Material to process »
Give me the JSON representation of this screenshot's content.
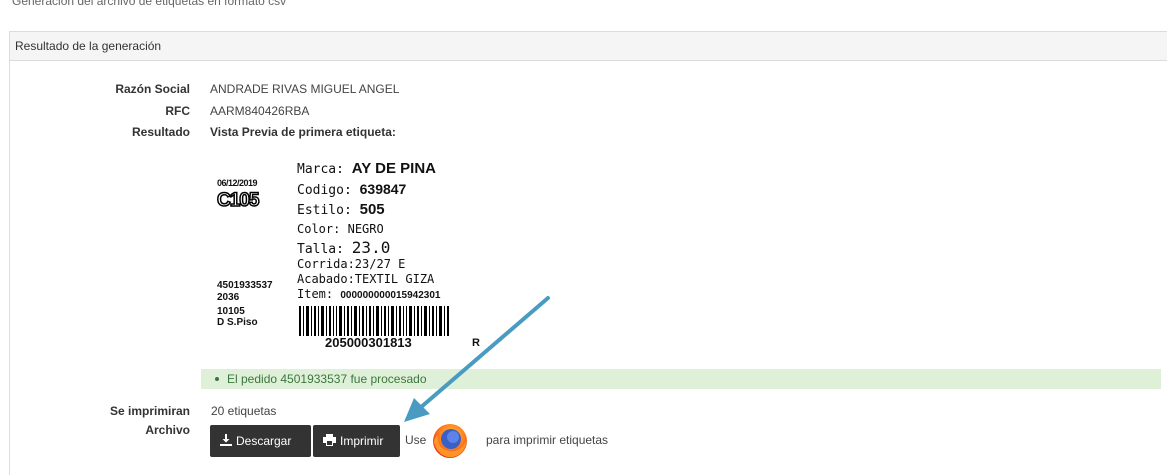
{
  "top_section": {
    "text": "Generación del archivo de etiquetas en formato csv"
  },
  "panel": {
    "title": "Resultado de la generación"
  },
  "fields": {
    "razon_social_label": "Razón Social",
    "razon_social_value": "ANDRADE RIVAS MIGUEL ANGEL",
    "rfc_label": "RFC",
    "rfc_value": "AARM840426RBA",
    "resultado_label": "Resultado",
    "resultado_value": "Vista Previa de primera etiqueta:"
  },
  "label_preview": {
    "date": "06/12/2019",
    "code": "C105",
    "marca_key": "Marca:",
    "marca_val": "AY DE PINA",
    "codigo_key": "Codigo:",
    "codigo_val": "639847",
    "estilo_key": "Estilo:",
    "estilo_val": "505",
    "color_key": "Color:",
    "color_val": "NEGRO",
    "talla_key": "Talla:",
    "talla_val": "23.0",
    "corrida": "Corrida:23/27 E",
    "acabado": "Acabado:TEXTIL GIZA",
    "item_key": "Item:",
    "item_val": "000000000015942301",
    "side_1": "4501933537",
    "side_2": "2036",
    "side_3": "10105",
    "side_4": "D S.Piso",
    "barcode_number": "205000301813",
    "r_mark": "R"
  },
  "alert": {
    "message": "El pedido 4501933537 fue procesado"
  },
  "print_info": {
    "se_imprimiran_label": "Se imprimiran",
    "se_imprimiran_value": "20 etiquetas",
    "archivo_label": "Archivo"
  },
  "buttons": {
    "download_label": "Descargar",
    "print_label": "Imprimir"
  },
  "hint": {
    "use": "Use",
    "suffix": "para imprimir etiquetas"
  },
  "colors": {
    "arrow": "#4a9bc1",
    "alert_bg": "#dff0d8",
    "button_bg": "#333333"
  },
  "icons": {
    "download": "download-icon",
    "print": "print-icon",
    "browser": "firefox-icon"
  }
}
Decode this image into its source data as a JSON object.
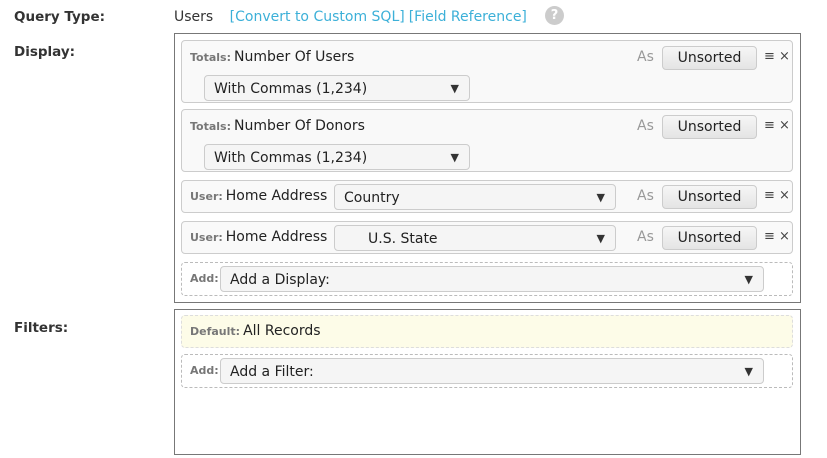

To be done »
Write the lines above out again exactly, without any of their pictures.

Answer »
Give me the JSON representation of this screenshot's content.
{
  "top_section": {
    "text": "Generación del archivo de etiquetas en formato csv"
  },
  "panel": {
    "title": "Resultado de la generación"
  },
  "fields": {
    "razon_social_label": "Razón Social",
    "razon_social_value": "ANDRADE RIVAS MIGUEL ANGEL",
    "rfc_label": "RFC",
    "rfc_value": "AARM840426RBA",
    "resultado_label": "Resultado",
    "resultado_value": "Vista Previa de primera etiqueta:"
  },
  "label_preview": {
    "date": "06/12/2019",
    "code": "C105",
    "marca_key": "Marca:",
    "marca_val": "AY DE PINA",
    "codigo_key": "Codigo:",
    "codigo_val": "639847",
    "estilo_key": "Estilo:",
    "estilo_val": "505",
    "color_key": "Color:",
    "color_val": "NEGRO",
    "talla_key": "Talla:",
    "talla_val": "23.0",
    "corrida": "Corrida:23/27 E",
    "acabado": "Acabado:TEXTIL GIZA",
    "item_key": "Item:",
    "item_val": "000000000015942301",
    "side_1": "4501933537",
    "side_2": "2036",
    "side_3": "10105",
    "side_4": "D S.Piso",
    "barcode_number": "205000301813",
    "r_mark": "R"
  },
  "alert": {
    "message": "El pedido 4501933537 fue procesado"
  },
  "print_info": {
    "se_imprimiran_label": "Se imprimiran",
    "se_imprimiran_value": "20 etiquetas",
    "archivo_label": "Archivo"
  },
  "buttons": {
    "download_label": "Descargar",
    "print_label": "Imprimir"
  },
  "hint": {
    "use": "Use",
    "suffix": "para imprimir etiquetas"
  },
  "colors": {
    "arrow": "#4a9bc1",
    "alert_bg": "#dff0d8",
    "button_bg": "#333333"
  },
  "icons": {
    "download": "download-icon",
    "print": "print-icon",
    "browser": "firefox-icon"
  }
}
Decode this image into its source data as a JSON object.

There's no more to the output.